Goal of the exercise = Find the string "eToro" and gather every line that holds it.

Input for this task =

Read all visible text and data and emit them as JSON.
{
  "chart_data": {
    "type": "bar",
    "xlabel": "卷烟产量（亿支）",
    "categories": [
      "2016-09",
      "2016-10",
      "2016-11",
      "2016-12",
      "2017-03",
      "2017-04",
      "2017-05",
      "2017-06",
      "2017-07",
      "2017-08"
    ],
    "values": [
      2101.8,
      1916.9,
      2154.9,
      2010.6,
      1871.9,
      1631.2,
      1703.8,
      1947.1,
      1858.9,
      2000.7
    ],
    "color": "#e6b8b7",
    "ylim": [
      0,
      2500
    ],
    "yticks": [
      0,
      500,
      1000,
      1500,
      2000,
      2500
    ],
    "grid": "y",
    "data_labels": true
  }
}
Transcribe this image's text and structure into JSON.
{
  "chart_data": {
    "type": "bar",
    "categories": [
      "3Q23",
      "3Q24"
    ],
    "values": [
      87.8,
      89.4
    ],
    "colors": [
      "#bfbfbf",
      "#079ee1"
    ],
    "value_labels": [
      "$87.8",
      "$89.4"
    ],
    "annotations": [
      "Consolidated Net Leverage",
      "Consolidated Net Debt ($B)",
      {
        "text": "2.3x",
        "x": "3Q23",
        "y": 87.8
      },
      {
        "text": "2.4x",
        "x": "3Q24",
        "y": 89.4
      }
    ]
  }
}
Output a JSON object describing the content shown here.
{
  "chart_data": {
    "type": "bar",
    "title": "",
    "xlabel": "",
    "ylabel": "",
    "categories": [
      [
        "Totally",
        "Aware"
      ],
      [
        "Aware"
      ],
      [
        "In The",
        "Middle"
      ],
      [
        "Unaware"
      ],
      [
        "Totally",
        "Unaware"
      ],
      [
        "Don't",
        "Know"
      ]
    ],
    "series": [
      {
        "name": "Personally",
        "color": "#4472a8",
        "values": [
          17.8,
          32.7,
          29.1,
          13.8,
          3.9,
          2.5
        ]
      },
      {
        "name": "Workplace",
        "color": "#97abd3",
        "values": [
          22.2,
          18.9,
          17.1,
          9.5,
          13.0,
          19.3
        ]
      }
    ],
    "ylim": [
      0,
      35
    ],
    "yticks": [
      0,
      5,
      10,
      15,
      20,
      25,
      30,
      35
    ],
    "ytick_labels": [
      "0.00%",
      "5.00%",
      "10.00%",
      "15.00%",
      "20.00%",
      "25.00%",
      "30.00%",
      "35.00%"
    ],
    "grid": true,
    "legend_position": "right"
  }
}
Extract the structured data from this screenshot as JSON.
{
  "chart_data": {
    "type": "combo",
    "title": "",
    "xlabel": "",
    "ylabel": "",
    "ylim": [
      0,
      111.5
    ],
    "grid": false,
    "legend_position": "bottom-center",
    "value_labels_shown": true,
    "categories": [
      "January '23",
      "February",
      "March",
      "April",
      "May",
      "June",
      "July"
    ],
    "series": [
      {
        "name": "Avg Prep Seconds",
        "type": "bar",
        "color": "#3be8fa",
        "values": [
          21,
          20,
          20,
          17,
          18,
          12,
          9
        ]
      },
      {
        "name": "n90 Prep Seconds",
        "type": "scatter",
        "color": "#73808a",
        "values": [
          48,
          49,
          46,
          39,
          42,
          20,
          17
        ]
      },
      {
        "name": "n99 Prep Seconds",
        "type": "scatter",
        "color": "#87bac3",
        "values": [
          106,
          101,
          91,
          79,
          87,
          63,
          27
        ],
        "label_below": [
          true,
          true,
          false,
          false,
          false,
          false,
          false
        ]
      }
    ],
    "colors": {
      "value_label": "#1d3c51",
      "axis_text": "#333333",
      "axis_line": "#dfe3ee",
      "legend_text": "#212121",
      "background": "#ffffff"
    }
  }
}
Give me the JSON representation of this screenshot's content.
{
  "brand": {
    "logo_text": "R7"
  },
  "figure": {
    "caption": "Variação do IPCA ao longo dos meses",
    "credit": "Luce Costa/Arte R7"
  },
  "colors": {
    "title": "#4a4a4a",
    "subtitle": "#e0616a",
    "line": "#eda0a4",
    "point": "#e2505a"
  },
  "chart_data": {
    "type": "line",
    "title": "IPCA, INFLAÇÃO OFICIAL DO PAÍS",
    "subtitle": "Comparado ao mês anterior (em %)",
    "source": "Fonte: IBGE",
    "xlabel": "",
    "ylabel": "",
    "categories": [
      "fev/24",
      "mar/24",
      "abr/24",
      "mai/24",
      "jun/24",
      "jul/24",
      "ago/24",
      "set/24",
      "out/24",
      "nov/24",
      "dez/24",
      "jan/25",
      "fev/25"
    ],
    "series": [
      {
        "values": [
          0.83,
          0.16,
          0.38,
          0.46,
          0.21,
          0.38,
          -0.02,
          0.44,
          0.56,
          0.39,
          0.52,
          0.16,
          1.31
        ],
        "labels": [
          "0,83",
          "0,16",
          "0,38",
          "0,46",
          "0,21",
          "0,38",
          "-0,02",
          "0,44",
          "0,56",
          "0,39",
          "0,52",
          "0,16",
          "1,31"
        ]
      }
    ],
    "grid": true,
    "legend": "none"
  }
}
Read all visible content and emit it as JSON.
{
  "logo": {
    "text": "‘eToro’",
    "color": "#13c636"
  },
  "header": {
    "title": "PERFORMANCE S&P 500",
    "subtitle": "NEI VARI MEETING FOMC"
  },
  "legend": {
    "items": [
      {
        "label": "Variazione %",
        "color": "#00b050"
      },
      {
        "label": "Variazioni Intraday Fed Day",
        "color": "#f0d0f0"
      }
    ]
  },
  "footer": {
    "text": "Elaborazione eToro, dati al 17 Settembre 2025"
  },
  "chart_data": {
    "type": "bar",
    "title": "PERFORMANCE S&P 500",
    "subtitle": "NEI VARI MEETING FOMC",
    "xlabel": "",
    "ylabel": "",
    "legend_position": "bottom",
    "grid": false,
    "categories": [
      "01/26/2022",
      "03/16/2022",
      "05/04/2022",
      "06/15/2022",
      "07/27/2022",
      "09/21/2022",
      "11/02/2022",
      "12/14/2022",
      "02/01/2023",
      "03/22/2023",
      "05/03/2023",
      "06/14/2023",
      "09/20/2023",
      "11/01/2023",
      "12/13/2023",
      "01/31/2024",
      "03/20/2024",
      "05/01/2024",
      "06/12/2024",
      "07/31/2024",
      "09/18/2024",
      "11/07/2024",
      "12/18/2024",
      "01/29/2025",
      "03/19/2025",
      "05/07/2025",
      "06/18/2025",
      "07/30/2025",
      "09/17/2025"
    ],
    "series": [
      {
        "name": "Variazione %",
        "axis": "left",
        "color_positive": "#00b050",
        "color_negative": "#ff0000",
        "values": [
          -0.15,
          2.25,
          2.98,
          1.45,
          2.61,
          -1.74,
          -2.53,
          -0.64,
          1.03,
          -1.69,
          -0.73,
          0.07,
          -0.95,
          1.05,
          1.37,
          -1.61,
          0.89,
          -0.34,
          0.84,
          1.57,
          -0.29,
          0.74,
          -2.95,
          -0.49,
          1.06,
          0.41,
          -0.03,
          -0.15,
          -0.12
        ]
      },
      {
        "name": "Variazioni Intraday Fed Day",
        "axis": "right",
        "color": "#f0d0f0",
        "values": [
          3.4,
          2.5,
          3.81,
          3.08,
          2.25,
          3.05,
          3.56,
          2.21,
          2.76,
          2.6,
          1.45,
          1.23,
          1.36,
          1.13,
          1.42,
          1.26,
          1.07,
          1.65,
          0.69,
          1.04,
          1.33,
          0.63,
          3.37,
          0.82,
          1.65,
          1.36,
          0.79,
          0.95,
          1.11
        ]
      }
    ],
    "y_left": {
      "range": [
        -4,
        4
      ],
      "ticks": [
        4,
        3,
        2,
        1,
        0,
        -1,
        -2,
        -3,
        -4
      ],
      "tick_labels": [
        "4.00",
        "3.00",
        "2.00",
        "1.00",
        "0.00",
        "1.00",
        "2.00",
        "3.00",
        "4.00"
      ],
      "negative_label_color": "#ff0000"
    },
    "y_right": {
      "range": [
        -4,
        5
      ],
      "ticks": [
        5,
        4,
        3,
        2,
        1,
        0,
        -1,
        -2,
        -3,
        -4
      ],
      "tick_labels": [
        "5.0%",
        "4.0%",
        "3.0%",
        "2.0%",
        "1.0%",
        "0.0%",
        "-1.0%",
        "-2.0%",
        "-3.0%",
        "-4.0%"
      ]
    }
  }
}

Final result =
    "text": "‘eToro’",
    "text": "Elaborazione eToro, dati al 17 Settembre 2025"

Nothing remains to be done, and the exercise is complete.